Output all the material that follows, exactly as given.

Data supplied →
-- -- --

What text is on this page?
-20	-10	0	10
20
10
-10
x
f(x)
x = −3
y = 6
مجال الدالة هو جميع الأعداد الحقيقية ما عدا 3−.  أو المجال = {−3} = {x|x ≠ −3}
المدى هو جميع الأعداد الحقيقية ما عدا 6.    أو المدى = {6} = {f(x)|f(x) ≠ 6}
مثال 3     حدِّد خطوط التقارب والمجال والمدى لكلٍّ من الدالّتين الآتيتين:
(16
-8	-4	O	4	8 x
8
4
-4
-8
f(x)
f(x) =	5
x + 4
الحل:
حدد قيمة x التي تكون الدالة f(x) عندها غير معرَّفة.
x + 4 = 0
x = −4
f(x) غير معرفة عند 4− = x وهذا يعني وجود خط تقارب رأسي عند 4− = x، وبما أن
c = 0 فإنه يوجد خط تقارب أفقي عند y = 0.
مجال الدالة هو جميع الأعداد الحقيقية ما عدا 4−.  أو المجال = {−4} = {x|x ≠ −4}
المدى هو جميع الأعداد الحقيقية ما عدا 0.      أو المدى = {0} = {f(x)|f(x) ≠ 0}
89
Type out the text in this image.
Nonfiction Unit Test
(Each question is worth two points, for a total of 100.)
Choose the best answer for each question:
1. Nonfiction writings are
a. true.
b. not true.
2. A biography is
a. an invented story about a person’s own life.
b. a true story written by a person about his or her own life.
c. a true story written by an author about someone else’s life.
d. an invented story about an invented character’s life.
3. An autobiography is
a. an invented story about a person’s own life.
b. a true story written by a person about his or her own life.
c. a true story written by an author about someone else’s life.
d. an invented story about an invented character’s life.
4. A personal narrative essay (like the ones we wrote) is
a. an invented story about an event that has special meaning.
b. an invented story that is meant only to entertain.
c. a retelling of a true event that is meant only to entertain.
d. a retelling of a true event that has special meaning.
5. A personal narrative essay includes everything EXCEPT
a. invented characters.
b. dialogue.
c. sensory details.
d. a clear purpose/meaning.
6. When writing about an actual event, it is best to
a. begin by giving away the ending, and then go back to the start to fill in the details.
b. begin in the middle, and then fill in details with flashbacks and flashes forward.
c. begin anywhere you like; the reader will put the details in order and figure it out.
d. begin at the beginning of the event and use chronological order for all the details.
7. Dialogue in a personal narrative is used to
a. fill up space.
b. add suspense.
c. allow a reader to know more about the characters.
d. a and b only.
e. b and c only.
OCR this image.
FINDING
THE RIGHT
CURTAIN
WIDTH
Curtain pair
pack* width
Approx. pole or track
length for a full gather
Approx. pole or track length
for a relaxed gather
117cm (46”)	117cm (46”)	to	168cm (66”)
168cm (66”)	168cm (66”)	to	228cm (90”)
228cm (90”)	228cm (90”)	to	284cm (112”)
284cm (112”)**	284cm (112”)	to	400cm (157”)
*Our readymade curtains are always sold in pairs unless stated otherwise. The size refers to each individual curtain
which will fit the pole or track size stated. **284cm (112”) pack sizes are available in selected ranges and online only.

-- -- --

The reply →
What text is on this page?
-20	-10	0	10
20
10
-10
x
f(x)
x = −3
y = 6
مجال الدالة هو جميع الأعداد الحقيقية ما عدا 3−.  أو المجال = {−3} = {x|x ≠ −3}
المدى هو جميع الأعداد الحقيقية ما عدا 6.    أو المدى = {6} = {f(x)|f(x) ≠ 6}
مثال 3     حدِّد خطوط التقارب والمجال والمدى لكلٍّ من الدالّتين الآتيتين:
(16
-8	-4	O	4	8 x
8
4
-4
-8
f(x)
f(x) =	5
x + 4
الحل:
حدد قيمة x التي تكون الدالة f(x) عندها غير معرَّفة.
x + 4 = 0
x = −4
f(x) غير معرفة عند 4− = x وهذا يعني وجود خط تقارب رأسي عند 4− = x، وبما أن
c = 0 فإنه يوجد خط تقارب أفقي عند y = 0.
مجال الدالة هو جميع الأعداد الحقيقية ما عدا 4−.  أو المجال = {−4} = {x|x ≠ −4}
المدى هو جميع الأعداد الحقيقية ما عدا 0.      أو المدى = {0} = {f(x)|f(x) ≠ 0}
89
Type out the text in this image.
Nonfiction Unit Test
(Each question is worth two points, for a total of 100.)
Choose the best answer for each question:
1. Nonfiction writings are
a. true.
b. not true.
2. A biography is
a. an invented story about a person’s own life.
b. a true story written by a person about his or her own life.
c. a true story written by an author about someone else’s life.
d. an invented story about an invented character’s life.
3. An autobiography is
a. an invented story about a person’s own life.
b. a true story written by a person about his or her own life.
c. a true story written by an author about someone else’s life.
d. an invented story about an invented character’s life.
4. A personal narrative essay (like the ones we wrote) is
a. an invented story about an event that has special meaning.
b. an invented story that is meant only to entertain.
c. a retelling of a true event that is meant only to entertain.
d. a retelling of a true event that has special meaning.
5. A personal narrative essay includes everything EXCEPT
a. invented characters.
b. dialogue.
c. sensory details.
d. a clear purpose/meaning.
6. When writing about an actual event, it is best to
a. begin by giving away the ending, and then go back to the start to fill in the details.
b. begin in the middle, and then fill in details with flashbacks and flashes forward.
c. begin anywhere you like; the reader will put the details in order and figure it out.
d. begin at the beginning of the event and use chronological order for all the details.
7. Dialogue in a personal narrative is used to
a. fill up space.
b. add suspense.
c. allow a reader to know more about the characters.
d. a and b only.
e. b and c only.
OCR this image.
FINDING
THE RIGHT
CURTAIN
WIDTH
Curtain pair
pack* width
Approx. pole or track
length for a full gather
Approx. pole or track length
for a relaxed gather
117cm (46”)	117cm (46”)	to	168cm (66”)
168cm (66”)	168cm (66”)	to	228cm (90”)
228cm (90”)	228cm (90”)	to	284cm (112”)
284cm (112”)**	284cm (112”)	to	400cm (157”)
*Our readymade curtains are always sold in pairs unless stated otherwise. The size refers to each individual curtain
which will fit the pole or track size stated. **284cm (112”) pack sizes are available in selected ranges and online only.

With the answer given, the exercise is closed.